### Data items

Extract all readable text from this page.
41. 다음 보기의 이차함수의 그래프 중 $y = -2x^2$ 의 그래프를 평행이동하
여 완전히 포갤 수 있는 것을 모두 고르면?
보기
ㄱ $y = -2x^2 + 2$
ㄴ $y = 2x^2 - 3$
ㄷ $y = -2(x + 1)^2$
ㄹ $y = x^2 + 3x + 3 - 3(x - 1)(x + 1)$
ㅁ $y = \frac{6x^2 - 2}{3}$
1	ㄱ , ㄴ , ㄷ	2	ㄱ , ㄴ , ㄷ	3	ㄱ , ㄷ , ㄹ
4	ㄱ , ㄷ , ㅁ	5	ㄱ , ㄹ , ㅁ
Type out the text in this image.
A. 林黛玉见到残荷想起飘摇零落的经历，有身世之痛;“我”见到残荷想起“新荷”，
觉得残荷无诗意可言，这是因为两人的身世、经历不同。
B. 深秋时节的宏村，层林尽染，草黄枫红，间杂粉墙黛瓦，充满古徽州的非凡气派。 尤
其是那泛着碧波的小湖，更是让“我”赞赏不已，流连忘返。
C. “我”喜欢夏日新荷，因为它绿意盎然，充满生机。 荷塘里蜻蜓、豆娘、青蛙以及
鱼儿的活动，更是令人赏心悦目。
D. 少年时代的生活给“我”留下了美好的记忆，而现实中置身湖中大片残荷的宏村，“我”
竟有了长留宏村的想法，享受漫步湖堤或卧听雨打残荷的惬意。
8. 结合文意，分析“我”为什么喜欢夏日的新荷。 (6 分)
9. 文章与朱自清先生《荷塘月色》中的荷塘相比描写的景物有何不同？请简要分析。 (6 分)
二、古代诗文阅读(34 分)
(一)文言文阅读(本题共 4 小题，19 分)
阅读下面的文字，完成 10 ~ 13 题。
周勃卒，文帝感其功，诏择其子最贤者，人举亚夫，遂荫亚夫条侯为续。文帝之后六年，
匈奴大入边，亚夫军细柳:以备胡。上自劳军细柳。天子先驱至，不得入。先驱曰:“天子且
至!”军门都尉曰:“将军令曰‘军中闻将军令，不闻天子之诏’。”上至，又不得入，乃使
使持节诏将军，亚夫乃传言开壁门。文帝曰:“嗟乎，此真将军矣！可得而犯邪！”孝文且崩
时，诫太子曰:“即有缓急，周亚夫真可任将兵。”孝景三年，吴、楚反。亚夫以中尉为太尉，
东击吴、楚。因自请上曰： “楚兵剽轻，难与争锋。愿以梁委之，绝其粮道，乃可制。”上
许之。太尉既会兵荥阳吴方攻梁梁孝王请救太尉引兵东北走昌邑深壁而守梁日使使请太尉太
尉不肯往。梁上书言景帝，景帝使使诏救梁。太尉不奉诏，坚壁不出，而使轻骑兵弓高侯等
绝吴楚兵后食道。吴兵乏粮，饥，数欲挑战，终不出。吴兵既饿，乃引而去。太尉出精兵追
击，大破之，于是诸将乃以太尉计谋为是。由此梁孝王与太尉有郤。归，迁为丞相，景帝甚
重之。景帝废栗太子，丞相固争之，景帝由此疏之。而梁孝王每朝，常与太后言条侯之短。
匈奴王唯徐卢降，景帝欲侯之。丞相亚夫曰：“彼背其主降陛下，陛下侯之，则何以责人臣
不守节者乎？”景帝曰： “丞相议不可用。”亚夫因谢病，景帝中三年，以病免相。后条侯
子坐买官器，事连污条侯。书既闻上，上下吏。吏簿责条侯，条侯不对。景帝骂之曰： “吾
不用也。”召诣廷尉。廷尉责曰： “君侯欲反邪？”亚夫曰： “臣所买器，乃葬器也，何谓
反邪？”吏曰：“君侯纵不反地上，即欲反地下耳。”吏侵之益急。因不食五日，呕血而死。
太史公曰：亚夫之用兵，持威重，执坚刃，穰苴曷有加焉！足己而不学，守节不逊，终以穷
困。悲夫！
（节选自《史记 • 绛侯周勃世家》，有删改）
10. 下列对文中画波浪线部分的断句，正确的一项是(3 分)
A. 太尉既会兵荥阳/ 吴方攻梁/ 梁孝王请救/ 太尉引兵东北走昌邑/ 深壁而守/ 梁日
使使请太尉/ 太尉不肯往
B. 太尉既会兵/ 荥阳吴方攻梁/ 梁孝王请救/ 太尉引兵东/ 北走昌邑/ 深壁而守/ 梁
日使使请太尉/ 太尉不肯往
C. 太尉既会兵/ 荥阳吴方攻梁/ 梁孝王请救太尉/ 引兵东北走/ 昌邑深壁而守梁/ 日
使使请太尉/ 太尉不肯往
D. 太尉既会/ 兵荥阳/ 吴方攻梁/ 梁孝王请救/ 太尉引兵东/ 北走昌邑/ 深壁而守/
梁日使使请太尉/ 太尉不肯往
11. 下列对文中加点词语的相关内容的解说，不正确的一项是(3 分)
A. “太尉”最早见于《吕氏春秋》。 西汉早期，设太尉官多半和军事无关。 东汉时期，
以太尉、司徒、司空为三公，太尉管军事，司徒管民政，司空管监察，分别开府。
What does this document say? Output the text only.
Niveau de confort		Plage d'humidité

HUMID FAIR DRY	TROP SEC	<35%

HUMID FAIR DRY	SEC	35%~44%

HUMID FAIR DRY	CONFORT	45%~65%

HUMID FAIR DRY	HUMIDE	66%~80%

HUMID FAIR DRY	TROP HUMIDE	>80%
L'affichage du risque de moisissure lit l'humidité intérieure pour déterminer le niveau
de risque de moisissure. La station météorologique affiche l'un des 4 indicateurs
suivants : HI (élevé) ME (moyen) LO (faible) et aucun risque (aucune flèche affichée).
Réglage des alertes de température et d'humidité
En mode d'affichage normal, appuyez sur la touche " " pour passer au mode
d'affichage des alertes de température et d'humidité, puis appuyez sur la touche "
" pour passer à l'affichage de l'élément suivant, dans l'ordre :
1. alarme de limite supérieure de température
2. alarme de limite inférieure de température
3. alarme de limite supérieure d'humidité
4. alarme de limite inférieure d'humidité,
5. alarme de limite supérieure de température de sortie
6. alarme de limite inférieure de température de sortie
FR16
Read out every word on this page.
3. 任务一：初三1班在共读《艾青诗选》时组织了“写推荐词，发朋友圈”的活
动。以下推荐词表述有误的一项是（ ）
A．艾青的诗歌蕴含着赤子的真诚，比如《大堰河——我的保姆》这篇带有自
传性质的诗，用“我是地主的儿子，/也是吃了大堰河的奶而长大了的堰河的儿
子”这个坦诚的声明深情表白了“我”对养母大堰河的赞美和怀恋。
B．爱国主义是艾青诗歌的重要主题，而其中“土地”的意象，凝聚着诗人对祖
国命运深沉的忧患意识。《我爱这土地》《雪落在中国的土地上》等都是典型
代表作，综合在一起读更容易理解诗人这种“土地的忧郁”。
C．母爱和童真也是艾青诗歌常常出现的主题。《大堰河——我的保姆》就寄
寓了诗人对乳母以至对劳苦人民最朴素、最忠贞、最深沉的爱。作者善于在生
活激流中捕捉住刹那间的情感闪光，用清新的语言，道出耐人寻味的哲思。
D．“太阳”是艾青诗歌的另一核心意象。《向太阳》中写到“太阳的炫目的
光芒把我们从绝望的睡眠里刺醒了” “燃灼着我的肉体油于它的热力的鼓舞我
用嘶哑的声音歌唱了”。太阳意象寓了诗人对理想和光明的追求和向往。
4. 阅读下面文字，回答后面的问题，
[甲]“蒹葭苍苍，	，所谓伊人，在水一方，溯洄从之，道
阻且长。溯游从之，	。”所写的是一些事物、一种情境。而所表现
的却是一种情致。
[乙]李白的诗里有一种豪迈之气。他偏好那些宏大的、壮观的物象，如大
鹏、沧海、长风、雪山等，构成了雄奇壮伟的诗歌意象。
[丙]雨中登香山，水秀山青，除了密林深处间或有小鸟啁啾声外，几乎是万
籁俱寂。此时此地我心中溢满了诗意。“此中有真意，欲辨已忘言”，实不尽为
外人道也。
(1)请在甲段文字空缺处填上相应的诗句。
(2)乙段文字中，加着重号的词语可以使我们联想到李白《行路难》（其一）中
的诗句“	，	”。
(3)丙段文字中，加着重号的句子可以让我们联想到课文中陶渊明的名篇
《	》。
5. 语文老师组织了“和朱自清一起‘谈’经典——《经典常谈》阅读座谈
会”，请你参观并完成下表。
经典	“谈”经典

### THE TASK
Gather each line holding the string "HUMIDE".

### COMPLETED EXERCISE
HUMID FAIR DRY	HUMIDE	66%~80%
HUMID FAIR DRY	TROP HUMIDE	>80%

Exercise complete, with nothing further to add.